:: Data provided ::
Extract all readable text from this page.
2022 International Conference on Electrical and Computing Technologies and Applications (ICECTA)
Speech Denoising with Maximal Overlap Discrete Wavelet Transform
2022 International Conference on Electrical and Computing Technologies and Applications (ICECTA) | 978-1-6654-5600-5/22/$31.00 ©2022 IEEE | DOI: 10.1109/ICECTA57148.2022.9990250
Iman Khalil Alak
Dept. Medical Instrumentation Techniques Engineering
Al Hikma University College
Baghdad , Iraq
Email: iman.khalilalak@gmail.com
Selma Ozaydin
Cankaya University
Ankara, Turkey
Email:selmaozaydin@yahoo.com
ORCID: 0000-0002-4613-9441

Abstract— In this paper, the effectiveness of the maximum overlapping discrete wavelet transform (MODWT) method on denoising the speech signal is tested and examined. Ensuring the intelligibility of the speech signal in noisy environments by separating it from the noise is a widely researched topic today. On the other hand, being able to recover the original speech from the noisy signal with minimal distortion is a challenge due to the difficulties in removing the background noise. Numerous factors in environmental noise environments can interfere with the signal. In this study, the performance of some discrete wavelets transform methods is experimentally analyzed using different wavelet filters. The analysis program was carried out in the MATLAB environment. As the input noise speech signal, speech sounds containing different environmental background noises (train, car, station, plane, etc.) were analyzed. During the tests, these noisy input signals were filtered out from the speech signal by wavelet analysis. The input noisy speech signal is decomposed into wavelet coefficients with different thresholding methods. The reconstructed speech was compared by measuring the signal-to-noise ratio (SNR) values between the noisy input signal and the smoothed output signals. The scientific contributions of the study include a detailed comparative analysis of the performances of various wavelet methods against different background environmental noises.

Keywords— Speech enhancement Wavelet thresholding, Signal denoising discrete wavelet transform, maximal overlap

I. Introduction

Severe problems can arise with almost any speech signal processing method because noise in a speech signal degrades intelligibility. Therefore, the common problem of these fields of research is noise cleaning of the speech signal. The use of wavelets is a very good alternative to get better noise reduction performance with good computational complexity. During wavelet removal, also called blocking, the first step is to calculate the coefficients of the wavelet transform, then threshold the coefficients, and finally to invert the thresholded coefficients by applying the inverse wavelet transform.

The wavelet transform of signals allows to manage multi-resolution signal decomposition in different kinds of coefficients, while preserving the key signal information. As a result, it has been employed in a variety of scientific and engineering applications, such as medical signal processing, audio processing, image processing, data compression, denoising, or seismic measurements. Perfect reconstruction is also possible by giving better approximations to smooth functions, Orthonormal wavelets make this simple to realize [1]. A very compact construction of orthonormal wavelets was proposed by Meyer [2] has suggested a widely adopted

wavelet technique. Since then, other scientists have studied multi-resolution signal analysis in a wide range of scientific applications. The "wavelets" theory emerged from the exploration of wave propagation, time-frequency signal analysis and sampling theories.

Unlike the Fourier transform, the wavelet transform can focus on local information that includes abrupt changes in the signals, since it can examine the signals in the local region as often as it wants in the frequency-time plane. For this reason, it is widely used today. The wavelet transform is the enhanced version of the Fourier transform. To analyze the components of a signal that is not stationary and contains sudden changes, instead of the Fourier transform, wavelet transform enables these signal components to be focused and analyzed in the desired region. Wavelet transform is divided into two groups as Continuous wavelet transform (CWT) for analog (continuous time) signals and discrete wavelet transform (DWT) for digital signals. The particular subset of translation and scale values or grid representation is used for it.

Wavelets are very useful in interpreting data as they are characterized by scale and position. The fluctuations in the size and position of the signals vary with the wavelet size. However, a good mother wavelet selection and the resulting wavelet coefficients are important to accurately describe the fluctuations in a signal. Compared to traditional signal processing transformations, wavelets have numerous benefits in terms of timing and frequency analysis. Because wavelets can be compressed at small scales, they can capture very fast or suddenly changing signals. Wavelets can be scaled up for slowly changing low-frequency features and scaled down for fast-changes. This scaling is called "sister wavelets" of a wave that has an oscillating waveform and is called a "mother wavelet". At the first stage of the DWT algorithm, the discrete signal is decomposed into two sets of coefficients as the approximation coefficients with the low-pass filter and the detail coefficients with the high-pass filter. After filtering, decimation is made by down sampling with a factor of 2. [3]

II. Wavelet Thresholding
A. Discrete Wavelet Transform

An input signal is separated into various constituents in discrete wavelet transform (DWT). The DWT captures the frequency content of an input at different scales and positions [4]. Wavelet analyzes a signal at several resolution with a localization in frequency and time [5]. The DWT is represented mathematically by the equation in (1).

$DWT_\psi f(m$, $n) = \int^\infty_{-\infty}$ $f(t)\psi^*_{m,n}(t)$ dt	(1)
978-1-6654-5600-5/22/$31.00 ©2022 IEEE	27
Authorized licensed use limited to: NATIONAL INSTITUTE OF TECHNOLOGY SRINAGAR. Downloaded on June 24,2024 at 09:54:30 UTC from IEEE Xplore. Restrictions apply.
:::
### Aim of the exercise:
The entries above must be returned in full, exactly as shown.

### Reply to the exercise:
Extract all readable text from this page.
2022 International Conference on Electrical and Computing Technologies and Applications (ICECTA)
Speech Denoising with Maximal Overlap Discrete Wavelet Transform
2022 International Conference on Electrical and Computing Technologies and Applications (ICECTA) | 978-1-6654-5600-5/22/$31.00 ©2022 IEEE | DOI: 10.1109/ICECTA57148.2022.9990250
Iman Khalil Alak
Dept. Medical Instrumentation Techniques Engineering
Al Hikma University College
Baghdad , Iraq
Email: iman.khalilalak@gmail.com
Selma Ozaydin
Cankaya University
Ankara, Turkey
Email:selmaozaydin@yahoo.com
ORCID: 0000-0002-4613-9441

Abstract— In this paper, the effectiveness of the maximum overlapping discrete wavelet transform (MODWT) method on denoising the speech signal is tested and examined. Ensuring the intelligibility of the speech signal in noisy environments by separating it from the noise is a widely researched topic today. On the other hand, being able to recover the original speech from the noisy signal with minimal distortion is a challenge due to the difficulties in removing the background noise. Numerous factors in environmental noise environments can interfere with the signal. In this study, the performance of some discrete wavelets transform methods is experimentally analyzed using different wavelet filters. The analysis program was carried out in the MATLAB environment. As the input noise speech signal, speech sounds containing different environmental background noises (train, car, station, plane, etc.) were analyzed. During the tests, these noisy input signals were filtered out from the speech signal by wavelet analysis. The input noisy speech signal is decomposed into wavelet coefficients with different thresholding methods. The reconstructed speech was compared by measuring the signal-to-noise ratio (SNR) values between the noisy input signal and the smoothed output signals. The scientific contributions of the study include a detailed comparative analysis of the performances of various wavelet methods against different background environmental noises.

Keywords— Speech enhancement Wavelet thresholding, Signal denoising discrete wavelet transform, maximal overlap

I. Introduction

Severe problems can arise with almost any speech signal processing method because noise in a speech signal degrades intelligibility. Therefore, the common problem of these fields of research is noise cleaning of the speech signal. The use of wavelets is a very good alternative to get better noise reduction performance with good computational complexity. During wavelet removal, also called blocking, the first step is to calculate the coefficients of the wavelet transform, then threshold the coefficients, and finally to invert the thresholded coefficients by applying the inverse wavelet transform.

The wavelet transform of signals allows to manage multi-resolution signal decomposition in different kinds of coefficients, while preserving the key signal information. As a result, it has been employed in a variety of scientific and engineering applications, such as medical signal processing, audio processing, image processing, data compression, denoising, or seismic measurements. Perfect reconstruction is also possible by giving better approximations to smooth functions, Orthonormal wavelets make this simple to realize [1]. A very compact construction of orthonormal wavelets was proposed by Meyer [2] has suggested a widely adopted

wavelet technique. Since then, other scientists have studied multi-resolution signal analysis in a wide range of scientific applications. The "wavelets" theory emerged from the exploration of wave propagation, time-frequency signal analysis and sampling theories.

Unlike the Fourier transform, the wavelet transform can focus on local information that includes abrupt changes in the signals, since it can examine the signals in the local region as often as it wants in the frequency-time plane. For this reason, it is widely used today. The wavelet transform is the enhanced version of the Fourier transform. To analyze the components of a signal that is not stationary and contains sudden changes, instead of the Fourier transform, wavelet transform enables these signal components to be focused and analyzed in the desired region. Wavelet transform is divided into two groups as Continuous wavelet transform (CWT) for analog (continuous time) signals and discrete wavelet transform (DWT) for digital signals. The particular subset of translation and scale values or grid representation is used for it.

Wavelets are very useful in interpreting data as they are characterized by scale and position. The fluctuations in the size and position of the signals vary with the wavelet size. However, a good mother wavelet selection and the resulting wavelet coefficients are important to accurately describe the fluctuations in a signal. Compared to traditional signal processing transformations, wavelets have numerous benefits in terms of timing and frequency analysis. Because wavelets can be compressed at small scales, they can capture very fast or suddenly changing signals. Wavelets can be scaled up for slowly changing low-frequency features and scaled down for fast-changes. This scaling is called "sister wavelets" of a wave that has an oscillating waveform and is called a "mother wavelet". At the first stage of the DWT algorithm, the discrete signal is decomposed into two sets of coefficients as the approximation coefficients with the low-pass filter and the detail coefficients with the high-pass filter. After filtering, decimation is made by down sampling with a factor of 2. [3]

II. Wavelet Thresholding
A. Discrete Wavelet Transform

An input signal is separated into various constituents in discrete wavelet transform (DWT). The DWT captures the frequency content of an input at different scales and positions [4]. Wavelet analyzes a signal at several resolution with a localization in frequency and time [5]. The DWT is represented mathematically by the equation in (1).

$DWT_\psi f(m$, $n) = \int^\infty_{-\infty}$ $f(t)\psi^*_{m,n}(t)$ dt	(1)
978-1-6654-5600-5/22/$31.00 ©2022 IEEE	27
Authorized licensed use limited to: NATIONAL INSTITUTE OF TECHNOLOGY SRINAGAR. Downloaded on June 24,2024 at 09:54:30 UTC from IEEE Xplore. Restrictions apply.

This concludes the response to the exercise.